__Exercise task__: Filter the entries, keeping every line with the word "ovvero".
─── Supplied data
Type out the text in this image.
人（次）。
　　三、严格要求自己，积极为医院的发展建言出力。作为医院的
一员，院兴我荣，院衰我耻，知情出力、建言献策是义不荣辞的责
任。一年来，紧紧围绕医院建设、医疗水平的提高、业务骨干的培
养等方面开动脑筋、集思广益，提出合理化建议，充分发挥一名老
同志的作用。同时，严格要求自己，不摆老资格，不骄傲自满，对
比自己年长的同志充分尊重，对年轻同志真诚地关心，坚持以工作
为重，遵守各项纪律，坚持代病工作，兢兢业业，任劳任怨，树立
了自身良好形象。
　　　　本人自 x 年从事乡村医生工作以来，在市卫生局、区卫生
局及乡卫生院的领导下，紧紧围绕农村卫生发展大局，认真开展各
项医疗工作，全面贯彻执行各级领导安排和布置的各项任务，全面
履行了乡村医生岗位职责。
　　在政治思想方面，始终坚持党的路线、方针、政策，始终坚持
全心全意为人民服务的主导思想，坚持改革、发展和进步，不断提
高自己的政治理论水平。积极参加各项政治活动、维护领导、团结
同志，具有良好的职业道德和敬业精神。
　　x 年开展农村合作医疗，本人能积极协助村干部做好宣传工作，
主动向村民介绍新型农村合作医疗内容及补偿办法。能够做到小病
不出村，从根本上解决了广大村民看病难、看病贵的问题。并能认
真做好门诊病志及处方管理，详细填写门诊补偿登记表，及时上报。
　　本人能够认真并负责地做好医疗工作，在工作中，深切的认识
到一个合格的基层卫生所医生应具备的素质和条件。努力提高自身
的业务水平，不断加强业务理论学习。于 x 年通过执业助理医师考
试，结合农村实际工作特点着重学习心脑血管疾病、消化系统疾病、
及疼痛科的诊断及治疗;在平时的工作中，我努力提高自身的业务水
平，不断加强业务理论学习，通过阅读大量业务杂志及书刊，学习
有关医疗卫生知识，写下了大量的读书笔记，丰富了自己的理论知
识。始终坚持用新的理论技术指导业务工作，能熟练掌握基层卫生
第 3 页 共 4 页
──────
─── Supplied data
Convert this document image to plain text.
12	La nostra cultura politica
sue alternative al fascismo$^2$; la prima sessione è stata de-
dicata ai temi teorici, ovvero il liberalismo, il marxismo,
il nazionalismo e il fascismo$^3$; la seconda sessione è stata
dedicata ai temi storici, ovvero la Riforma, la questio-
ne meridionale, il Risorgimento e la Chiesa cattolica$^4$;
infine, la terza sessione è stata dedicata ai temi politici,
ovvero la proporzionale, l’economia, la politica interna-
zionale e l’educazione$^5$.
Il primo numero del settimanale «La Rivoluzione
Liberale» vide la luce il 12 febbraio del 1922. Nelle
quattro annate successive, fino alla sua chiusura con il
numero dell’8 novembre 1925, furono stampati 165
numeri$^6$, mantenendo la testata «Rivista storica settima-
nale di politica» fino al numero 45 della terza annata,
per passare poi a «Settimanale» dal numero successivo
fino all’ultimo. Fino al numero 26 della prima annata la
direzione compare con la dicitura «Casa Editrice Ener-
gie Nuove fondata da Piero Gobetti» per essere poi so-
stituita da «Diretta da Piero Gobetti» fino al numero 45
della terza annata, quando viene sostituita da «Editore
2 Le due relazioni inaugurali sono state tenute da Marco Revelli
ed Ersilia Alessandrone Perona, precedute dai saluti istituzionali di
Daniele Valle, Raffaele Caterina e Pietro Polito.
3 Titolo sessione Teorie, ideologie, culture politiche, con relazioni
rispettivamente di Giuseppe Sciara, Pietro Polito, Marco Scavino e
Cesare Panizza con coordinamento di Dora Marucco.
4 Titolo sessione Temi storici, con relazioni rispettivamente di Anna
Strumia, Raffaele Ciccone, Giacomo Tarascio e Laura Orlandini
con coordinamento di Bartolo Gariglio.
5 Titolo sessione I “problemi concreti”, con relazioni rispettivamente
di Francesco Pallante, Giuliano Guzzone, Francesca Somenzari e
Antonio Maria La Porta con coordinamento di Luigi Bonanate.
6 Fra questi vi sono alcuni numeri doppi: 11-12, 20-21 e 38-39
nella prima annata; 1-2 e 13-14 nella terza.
──────
─── Supplied data
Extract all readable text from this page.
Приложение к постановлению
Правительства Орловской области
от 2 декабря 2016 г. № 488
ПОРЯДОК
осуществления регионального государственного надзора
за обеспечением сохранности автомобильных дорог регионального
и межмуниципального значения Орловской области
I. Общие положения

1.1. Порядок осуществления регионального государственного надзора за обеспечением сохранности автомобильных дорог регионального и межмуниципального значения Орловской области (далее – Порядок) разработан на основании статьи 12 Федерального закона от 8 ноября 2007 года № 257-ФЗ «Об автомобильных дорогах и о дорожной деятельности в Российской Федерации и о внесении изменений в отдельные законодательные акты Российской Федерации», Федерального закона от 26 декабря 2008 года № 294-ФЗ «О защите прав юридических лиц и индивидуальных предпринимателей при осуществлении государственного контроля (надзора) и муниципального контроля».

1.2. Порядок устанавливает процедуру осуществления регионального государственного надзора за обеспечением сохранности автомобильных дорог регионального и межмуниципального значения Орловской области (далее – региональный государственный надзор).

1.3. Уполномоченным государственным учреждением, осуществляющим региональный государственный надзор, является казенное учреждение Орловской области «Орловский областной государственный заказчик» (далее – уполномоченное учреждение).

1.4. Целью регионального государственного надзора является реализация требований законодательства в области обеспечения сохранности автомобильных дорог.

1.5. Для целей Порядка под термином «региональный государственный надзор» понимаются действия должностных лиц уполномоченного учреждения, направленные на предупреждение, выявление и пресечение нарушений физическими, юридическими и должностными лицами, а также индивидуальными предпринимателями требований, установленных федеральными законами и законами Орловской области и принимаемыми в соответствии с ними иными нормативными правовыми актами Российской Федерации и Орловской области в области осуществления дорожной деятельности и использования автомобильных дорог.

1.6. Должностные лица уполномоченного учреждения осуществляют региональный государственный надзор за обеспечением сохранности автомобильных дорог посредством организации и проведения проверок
──────
__Response to this task__:
dicata ai temi teorici, ovvero il liberalismo, il marxismo,
dedicata ai temi storici, ovvero la Riforma, la questio-
ovvero la proporzionale, l’economia, la politica interna-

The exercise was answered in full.